> Problem to work on: Keep only the lines that hold the string "развития", filtering out the rest of the entries below.
◆ ◆ ◆ ◆
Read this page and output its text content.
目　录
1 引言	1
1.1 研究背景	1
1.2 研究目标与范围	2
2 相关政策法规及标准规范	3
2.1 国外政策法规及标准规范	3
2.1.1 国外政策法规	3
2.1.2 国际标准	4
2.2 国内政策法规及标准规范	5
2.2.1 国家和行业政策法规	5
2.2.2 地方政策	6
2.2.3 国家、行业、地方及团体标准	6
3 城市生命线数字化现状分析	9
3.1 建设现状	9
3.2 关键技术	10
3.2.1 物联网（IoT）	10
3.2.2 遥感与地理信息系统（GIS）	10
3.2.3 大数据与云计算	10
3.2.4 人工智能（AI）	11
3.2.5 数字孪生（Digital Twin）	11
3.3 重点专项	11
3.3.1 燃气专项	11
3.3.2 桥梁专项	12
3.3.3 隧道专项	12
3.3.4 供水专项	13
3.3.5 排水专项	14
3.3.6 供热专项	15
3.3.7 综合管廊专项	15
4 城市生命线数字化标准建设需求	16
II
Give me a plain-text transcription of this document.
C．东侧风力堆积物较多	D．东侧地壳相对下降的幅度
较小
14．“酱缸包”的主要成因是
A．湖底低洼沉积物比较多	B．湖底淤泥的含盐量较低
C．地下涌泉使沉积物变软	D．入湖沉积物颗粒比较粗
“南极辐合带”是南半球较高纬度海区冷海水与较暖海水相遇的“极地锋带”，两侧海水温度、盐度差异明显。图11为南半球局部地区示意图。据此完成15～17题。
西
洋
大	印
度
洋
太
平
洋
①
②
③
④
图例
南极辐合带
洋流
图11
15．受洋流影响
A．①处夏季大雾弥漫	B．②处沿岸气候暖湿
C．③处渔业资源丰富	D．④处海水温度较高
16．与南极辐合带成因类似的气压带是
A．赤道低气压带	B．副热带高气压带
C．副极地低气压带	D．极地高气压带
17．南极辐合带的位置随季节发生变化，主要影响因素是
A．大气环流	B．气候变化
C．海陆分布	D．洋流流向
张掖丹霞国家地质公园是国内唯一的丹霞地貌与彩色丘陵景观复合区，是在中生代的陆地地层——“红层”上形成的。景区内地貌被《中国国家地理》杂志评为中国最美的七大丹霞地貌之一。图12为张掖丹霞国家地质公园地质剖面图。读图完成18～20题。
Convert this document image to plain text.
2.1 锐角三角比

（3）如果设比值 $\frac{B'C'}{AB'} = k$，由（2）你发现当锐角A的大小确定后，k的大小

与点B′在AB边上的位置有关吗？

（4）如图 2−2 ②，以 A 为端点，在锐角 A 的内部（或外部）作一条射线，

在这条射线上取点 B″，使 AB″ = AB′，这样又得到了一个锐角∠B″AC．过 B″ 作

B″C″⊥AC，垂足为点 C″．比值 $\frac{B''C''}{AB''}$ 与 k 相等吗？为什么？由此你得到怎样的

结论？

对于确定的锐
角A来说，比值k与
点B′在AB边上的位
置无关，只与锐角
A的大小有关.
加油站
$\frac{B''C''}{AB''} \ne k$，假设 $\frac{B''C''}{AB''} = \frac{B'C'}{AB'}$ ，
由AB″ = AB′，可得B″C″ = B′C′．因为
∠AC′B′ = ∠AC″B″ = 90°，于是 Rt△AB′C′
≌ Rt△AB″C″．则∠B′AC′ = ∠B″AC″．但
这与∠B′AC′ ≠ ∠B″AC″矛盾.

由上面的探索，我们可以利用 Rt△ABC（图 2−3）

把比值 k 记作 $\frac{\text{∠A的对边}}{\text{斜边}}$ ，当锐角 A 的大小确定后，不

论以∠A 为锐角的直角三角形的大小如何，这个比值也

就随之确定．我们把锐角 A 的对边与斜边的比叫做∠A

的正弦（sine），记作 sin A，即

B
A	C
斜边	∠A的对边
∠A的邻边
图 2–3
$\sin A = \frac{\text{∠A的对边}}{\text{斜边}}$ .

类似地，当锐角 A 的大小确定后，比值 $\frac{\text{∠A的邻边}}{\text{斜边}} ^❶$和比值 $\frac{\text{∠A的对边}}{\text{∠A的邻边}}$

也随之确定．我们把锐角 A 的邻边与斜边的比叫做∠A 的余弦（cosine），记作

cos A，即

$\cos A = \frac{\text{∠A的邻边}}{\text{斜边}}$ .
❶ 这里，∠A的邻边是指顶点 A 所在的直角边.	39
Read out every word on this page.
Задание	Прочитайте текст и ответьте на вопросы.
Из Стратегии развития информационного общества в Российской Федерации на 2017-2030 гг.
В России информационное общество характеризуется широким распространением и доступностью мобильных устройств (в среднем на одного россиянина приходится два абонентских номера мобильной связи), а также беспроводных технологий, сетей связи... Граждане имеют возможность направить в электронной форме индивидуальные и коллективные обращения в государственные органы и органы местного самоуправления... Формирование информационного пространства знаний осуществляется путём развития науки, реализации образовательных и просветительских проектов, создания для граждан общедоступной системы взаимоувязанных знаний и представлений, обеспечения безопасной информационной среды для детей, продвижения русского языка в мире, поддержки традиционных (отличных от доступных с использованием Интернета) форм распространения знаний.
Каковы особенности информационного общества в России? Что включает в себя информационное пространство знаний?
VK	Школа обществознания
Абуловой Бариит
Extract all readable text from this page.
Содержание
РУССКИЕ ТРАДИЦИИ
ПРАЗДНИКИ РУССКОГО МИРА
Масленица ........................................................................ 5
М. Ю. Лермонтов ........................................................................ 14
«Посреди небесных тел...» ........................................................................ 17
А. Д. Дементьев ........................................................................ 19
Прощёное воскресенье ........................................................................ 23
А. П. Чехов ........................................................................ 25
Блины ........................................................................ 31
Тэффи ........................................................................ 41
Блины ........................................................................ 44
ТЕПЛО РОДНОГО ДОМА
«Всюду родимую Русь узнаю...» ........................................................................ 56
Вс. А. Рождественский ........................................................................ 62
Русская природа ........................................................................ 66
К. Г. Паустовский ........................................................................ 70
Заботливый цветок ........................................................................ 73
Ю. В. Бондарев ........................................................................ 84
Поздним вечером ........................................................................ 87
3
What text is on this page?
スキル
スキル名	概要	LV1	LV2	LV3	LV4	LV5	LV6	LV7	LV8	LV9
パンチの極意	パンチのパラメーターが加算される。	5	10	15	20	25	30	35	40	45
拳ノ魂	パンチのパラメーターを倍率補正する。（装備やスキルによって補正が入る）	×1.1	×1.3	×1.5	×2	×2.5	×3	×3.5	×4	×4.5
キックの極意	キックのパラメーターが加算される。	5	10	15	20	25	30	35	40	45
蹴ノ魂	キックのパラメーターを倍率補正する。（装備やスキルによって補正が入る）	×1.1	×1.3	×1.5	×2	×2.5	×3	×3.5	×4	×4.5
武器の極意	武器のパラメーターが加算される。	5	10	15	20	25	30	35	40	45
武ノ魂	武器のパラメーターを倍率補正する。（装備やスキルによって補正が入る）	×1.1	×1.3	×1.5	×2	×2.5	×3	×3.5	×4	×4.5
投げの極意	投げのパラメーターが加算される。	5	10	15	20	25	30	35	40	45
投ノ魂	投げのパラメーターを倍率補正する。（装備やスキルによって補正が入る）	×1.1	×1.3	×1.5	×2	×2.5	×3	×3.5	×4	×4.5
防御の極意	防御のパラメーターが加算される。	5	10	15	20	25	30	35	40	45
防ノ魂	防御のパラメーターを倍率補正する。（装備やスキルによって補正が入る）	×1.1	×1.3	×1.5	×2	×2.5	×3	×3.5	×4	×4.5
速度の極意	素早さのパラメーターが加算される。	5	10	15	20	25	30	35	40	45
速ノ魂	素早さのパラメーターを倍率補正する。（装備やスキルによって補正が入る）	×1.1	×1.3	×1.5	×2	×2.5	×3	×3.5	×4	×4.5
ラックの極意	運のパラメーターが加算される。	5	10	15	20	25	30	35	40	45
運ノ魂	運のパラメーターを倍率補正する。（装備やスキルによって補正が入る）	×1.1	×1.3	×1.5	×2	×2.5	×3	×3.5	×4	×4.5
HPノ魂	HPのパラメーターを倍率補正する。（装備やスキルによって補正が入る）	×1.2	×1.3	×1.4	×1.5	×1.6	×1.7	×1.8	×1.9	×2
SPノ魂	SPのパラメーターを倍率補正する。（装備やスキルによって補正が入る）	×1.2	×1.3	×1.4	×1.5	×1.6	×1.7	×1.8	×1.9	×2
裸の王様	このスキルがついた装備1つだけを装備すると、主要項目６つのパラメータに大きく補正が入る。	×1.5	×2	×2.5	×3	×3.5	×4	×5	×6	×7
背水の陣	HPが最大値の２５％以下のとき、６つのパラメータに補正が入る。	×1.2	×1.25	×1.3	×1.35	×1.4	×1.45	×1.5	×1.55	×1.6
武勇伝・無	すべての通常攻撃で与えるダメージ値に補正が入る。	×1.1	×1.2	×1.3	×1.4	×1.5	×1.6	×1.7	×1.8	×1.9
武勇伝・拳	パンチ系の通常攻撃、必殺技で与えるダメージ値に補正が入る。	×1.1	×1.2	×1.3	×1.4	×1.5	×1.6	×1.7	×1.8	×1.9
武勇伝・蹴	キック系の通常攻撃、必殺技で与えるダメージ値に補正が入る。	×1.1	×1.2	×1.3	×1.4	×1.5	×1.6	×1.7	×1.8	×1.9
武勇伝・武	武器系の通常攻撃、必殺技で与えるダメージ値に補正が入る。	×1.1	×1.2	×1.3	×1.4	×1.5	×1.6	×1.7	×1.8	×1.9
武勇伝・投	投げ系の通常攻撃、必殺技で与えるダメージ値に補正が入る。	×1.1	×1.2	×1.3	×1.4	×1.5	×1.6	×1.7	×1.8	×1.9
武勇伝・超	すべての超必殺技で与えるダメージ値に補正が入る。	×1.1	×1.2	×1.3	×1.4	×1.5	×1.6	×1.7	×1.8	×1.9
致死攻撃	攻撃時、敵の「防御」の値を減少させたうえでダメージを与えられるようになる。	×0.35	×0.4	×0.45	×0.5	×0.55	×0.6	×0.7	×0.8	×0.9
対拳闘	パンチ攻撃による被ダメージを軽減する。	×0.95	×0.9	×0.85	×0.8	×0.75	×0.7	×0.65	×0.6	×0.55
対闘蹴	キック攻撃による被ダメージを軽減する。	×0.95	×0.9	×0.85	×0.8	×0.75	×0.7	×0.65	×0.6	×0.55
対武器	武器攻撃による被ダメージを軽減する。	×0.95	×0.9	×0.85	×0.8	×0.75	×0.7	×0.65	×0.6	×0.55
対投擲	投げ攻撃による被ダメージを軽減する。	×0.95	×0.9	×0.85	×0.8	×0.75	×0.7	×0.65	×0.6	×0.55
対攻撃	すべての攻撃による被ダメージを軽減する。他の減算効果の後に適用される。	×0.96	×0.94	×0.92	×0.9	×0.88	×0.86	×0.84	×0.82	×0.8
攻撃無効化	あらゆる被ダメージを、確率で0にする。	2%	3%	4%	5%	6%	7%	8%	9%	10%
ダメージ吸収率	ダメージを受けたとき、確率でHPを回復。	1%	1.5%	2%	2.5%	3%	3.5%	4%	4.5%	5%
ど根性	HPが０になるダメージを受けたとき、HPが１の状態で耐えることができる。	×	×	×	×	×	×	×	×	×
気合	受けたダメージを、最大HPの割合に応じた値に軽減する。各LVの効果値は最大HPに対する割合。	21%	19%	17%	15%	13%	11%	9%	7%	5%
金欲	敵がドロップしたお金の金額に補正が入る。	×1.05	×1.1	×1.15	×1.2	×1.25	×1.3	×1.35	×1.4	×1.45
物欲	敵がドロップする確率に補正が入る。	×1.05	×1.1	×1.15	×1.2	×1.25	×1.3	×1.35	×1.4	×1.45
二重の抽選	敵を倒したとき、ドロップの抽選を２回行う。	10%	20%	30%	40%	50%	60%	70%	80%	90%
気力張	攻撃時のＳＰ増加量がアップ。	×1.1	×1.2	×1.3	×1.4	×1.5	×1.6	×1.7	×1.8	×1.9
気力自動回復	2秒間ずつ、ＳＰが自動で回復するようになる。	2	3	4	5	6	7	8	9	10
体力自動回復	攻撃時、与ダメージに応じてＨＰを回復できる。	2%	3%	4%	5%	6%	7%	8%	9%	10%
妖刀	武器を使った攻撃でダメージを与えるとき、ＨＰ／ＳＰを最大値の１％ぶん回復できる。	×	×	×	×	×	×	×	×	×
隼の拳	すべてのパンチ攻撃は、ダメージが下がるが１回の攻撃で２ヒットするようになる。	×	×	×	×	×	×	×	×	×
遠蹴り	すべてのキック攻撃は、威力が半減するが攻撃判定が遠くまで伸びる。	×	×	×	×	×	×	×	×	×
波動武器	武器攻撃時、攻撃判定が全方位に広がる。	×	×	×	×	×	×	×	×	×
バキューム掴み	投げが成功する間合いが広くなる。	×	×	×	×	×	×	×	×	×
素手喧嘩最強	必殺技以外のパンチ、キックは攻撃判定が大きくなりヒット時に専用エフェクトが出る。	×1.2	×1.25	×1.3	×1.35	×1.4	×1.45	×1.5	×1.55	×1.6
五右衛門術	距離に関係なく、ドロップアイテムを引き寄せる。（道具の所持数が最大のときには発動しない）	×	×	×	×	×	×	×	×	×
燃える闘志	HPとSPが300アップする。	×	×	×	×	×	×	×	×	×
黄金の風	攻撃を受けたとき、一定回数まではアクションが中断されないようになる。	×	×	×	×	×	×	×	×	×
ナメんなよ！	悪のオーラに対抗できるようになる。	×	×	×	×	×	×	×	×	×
◆ ◆ ◆ ◆
> Task output:
Из Стратегии развития информационного общества в Российской Федерации на 2017-2030 гг.
В России информационное общество характеризуется широким распространением и доступностью мобильных устройств (в среднем на одного россиянина приходится два абонентских номера мобильной связи), а также беспроводных технологий, сетей связи... Граждане имеют возможность направить в электронной форме индивидуальные и коллективные обращения в государственные органы и органы местного самоуправления... Формирование информационного пространства знаний осуществляется путём развития науки, реализации образовательных и просветительских проектов, создания для граждан общедоступной системы взаимоувязанных знаний и представлений, обеспечения безопасной информационной среды для детей, продвижения русского языка в мире, поддержки традиционных (отличных от доступных с использованием Интернета) форм распространения знаний.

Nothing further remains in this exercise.